(Records of layout regions)
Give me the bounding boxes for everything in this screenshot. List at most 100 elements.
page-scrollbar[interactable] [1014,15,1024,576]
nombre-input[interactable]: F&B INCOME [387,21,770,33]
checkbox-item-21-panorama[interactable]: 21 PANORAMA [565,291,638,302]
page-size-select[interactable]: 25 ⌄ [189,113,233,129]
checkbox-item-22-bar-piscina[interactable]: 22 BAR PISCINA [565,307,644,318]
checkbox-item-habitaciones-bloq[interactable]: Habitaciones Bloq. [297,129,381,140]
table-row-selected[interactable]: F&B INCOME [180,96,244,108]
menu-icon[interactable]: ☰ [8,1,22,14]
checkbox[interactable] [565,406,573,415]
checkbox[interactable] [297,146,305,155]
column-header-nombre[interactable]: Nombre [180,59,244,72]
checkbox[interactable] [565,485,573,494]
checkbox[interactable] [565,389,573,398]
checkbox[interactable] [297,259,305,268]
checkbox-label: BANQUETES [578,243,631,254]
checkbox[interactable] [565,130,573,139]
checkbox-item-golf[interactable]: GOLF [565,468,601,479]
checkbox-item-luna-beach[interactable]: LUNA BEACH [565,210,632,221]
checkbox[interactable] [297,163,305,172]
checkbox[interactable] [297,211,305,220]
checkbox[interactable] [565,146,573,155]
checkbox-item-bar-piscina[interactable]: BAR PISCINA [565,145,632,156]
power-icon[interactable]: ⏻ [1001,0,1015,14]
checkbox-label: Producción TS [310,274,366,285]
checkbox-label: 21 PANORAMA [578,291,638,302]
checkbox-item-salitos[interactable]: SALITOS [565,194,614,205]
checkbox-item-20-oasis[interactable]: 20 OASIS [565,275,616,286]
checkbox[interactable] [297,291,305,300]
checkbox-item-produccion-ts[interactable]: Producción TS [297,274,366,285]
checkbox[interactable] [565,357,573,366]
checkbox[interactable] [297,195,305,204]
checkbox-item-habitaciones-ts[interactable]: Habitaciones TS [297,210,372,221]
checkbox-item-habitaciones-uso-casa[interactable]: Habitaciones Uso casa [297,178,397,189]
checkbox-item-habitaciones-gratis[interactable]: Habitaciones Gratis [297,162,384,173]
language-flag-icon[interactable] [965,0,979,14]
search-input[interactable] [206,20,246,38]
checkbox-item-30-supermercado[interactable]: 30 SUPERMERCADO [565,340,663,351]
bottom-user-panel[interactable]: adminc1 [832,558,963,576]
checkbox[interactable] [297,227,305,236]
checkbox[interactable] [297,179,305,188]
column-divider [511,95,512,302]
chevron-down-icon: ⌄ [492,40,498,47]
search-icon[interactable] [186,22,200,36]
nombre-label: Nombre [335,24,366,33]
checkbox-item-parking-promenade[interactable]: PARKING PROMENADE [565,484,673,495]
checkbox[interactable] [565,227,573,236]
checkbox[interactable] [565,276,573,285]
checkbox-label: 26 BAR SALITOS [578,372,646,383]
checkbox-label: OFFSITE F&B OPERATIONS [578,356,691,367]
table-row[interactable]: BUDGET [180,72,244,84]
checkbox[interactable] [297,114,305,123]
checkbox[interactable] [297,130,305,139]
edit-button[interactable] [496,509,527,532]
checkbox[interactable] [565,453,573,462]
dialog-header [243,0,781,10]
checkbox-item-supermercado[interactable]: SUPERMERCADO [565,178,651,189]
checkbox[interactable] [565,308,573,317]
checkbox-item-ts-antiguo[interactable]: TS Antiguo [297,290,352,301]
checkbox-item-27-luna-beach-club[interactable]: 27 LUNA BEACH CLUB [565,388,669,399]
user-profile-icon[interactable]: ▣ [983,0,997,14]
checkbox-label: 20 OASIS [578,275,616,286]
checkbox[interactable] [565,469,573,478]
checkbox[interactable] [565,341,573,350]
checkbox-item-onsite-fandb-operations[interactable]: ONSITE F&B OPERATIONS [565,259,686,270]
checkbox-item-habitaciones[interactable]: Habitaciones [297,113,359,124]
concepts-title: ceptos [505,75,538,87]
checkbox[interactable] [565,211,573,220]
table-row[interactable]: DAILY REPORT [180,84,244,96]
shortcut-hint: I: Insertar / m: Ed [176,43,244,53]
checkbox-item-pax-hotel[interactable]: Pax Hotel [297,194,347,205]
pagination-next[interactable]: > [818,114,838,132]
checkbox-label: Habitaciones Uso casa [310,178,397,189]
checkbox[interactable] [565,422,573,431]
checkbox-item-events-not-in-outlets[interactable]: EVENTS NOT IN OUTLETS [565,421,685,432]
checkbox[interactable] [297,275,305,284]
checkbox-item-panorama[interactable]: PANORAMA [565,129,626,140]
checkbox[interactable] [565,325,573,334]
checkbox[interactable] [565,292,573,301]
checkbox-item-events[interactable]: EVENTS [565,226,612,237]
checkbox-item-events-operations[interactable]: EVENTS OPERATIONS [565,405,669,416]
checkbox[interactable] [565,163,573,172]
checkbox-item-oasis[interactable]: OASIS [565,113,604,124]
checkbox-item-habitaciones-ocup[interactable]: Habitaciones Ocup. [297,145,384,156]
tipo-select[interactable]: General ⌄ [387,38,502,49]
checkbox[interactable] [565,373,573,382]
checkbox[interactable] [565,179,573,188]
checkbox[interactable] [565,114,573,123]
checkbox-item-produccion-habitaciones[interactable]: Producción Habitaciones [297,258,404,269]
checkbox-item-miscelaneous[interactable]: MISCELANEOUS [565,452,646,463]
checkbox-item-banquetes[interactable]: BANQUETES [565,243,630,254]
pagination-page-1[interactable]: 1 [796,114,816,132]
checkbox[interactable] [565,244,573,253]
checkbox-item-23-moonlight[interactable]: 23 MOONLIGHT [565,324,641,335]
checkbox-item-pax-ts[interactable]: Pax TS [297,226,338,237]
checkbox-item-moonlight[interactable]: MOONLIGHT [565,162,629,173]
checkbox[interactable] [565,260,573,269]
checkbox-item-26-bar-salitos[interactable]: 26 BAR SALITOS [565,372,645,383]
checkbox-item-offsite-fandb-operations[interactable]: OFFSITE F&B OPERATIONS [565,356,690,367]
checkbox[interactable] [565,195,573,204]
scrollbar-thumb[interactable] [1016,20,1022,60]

What is needed: Lay out the lines above as a numbered list, omitting any blank lines.

Result for this exercise:
1. Give me the bounding boxes for everything in this screenshot. List at most 100 elements.
2. page-scrollbar[interactable] [1014,15,1024,576]
3. nombre-input[interactable]: F&B INCOME [387,21,770,33]
4. checkbox-item-21-panorama[interactable]: 21 PANORAMA [565,291,638,302]
5. page-size-select[interactable]: 25 ⌄ [189,113,233,129]
6. checkbox-item-22-bar-piscina[interactable]: 22 BAR PISCINA [565,307,644,318]
7. checkbox-item-habitaciones-bloq[interactable]: Habitaciones Bloq. [297,129,381,140]
8. table-row-selected[interactable]: F&B INCOME [180,96,244,108]
9. menu-icon[interactable]: ☰ [8,1,22,14]
10. checkbox[interactable] [565,406,573,415]
11. checkbox[interactable] [297,146,305,155]
12. column-header-nombre[interactable]: Nombre [180,59,244,72]
13. checkbox[interactable] [565,485,573,494]
14. checkbox[interactable] [565,389,573,398]
15. checkbox[interactable] [297,259,305,268]
16. checkbox-label: BANQUETES [578,243,631,254]
17. checkbox[interactable] [565,130,573,139]
18. checkbox-item-golf[interactable]: GOLF [565,468,601,479]
19. checkbox-item-luna-beach[interactable]: LUNA BEACH [565,210,632,221]
20. checkbox[interactable] [297,163,305,172]
21. checkbox[interactable] [297,211,305,220]
22. checkbox[interactable] [565,146,573,155]
23. checkbox-item-bar-piscina[interactable]: BAR PISCINA [565,145,632,156]
24. power-icon[interactable]: ⏻ [1001,0,1015,14]
25. checkbox-label: Producción TS [310,274,366,285]
26. checkbox-label: 21 PANORAMA [578,291,638,302]
27. checkbox-item-salitos[interactable]: SALITOS [565,194,614,205]
28. checkbox-item-20-oasis[interactable]: 20 OASIS [565,275,616,286]
29. checkbox[interactable] [297,291,305,300]
30. checkbox-item-produccion-ts[interactable]: Producción TS [297,274,366,285]
31. checkbox[interactable] [565,357,573,366]
32. checkbox[interactable] [297,195,305,204]
33. checkbox-item-habitaciones-ts[interactable]: Habitaciones TS [297,210,372,221]
34. checkbox-item-habitaciones-uso-casa[interactable]: Habitaciones Uso casa [297,178,397,189]
35. checkbox-item-habitaciones-gratis[interactable]: Habitaciones Gratis [297,162,384,173]
36. language-flag-icon[interactable] [965,0,979,14]
37. search-input[interactable] [206,20,246,38]
38. checkbox-item-30-supermercado[interactable]: 30 SUPERMERCADO [565,340,663,351]
39. bottom-user-panel[interactable]: adminc1 [832,558,963,576]
40. checkbox[interactable] [297,227,305,236]
41. checkbox[interactable] [297,179,305,188]
42. column-divider [511,95,512,302]
43. chevron-down-icon: ⌄ [492,40,498,47]
44. search-icon[interactable] [186,22,200,36]
45. nombre-label: Nombre [335,24,366,33]
46. checkbox-item-parking-promenade[interactable]: PARKING PROMENADE [565,484,673,495]
47. checkbox[interactable] [565,227,573,236]
48. checkbox[interactable] [565,276,573,285]
49. checkbox-label: 26 BAR SALITOS [578,372,646,383]
50. checkbox-label: OFFSITE F&B OPERATIONS [578,356,691,367]
51. table-row[interactable]: BUDGET [180,72,244,84]
52. checkbox[interactable] [297,114,305,123]
53. checkbox[interactable] [297,130,305,139]
54. edit-button[interactable] [496,509,527,532]
55. checkbox[interactable] [565,453,573,462]
56. dialog-header [243,0,781,10]
57. checkbox-item-supermercado[interactable]: SUPERMERCADO [565,178,651,189]
58. checkbox[interactable] [565,308,573,317]
59. checkbox-item-ts-antiguo[interactable]: TS Antiguo [297,290,352,301]
60. checkbox-item-27-luna-beach-club[interactable]: 27 LUNA BEACH CLUB [565,388,669,399]
61. user-profile-icon[interactable]: ▣ [983,0,997,14]
62. checkbox-label: 20 OASIS [578,275,616,286]
63. checkbox[interactable] [565,469,573,478]
64. checkbox[interactable] [565,341,573,350]
65. checkbox-item-onsite-fandb-operations[interactable]: ONSITE F&B OPERATIONS [565,259,686,270]
66. checkbox-item-habitaciones[interactable]: Habitaciones [297,113,359,124]
67. concepts-title: ceptos [505,75,538,87]
68. checkbox[interactable] [565,211,573,220]
69. table-row[interactable]: DAILY REPORT [180,84,244,96]
70. shortcut-hint: I: Insertar / m: Ed [176,43,244,53]
71. checkbox-item-pax-hotel[interactable]: Pax Hotel [297,194,347,205]
72. pagination-next[interactable]: > [818,114,838,132]
73. checkbox-label: Habitaciones Uso casa [310,178,397,189]
74. checkbox[interactable] [565,422,573,431]
75. checkbox-item-events-not-in-outlets[interactable]: EVENTS NOT IN OUTLETS [565,421,685,432]
76. checkbox[interactable] [297,275,305,284]
77. checkbox-item-panorama[interactable]: PANORAMA [565,129,626,140]
78. checkbox[interactable] [565,325,573,334]
79. checkbox[interactable] [565,292,573,301]
80. checkbox-item-events[interactable]: EVENTS [565,226,612,237]
81. checkbox-item-events-operations[interactable]: EVENTS OPERATIONS [565,405,669,416]
82. checkbox[interactable] [565,163,573,172]
83. checkbox-item-oasis[interactable]: OASIS [565,113,604,124]
84. checkbox-item-habitaciones-ocup[interactable]: Habitaciones Ocup. [297,145,384,156]
85. tipo-select[interactable]: General ⌄ [387,38,502,49]
86. checkbox[interactable] [565,373,573,382]
87. checkbox[interactable] [565,179,573,188]
88. checkbox[interactable] [565,114,573,123]
89. checkbox-item-produccion-habitaciones[interactable]: Producción Habitaciones [297,258,404,269]
90. checkbox-item-miscelaneous[interactable]: MISCELANEOUS [565,452,646,463]
91. checkbox-item-banquetes[interactable]: BANQUETES [565,243,630,254]
92. pagination-page-1[interactable]: 1 [796,114,816,132]
93. checkbox[interactable] [565,244,573,253]
94. checkbox-item-23-moonlight[interactable]: 23 MOONLIGHT [565,324,641,335]
95. checkbox-item-pax-ts[interactable]: Pax TS [297,226,338,237]
96. checkbox-item-moonlight[interactable]: MOONLIGHT [565,162,629,173]
97. checkbox[interactable] [565,260,573,269]
98. checkbox-item-26-bar-salitos[interactable]: 26 BAR SALITOS [565,372,645,383]
99. checkbox-item-offsite-fandb-operations[interactable]: OFFSITE F&B OPERATIONS [565,356,690,367]
100. checkbox[interactable] [565,195,573,204]
101. scrollbar-thumb[interactable] [1016,20,1022,60]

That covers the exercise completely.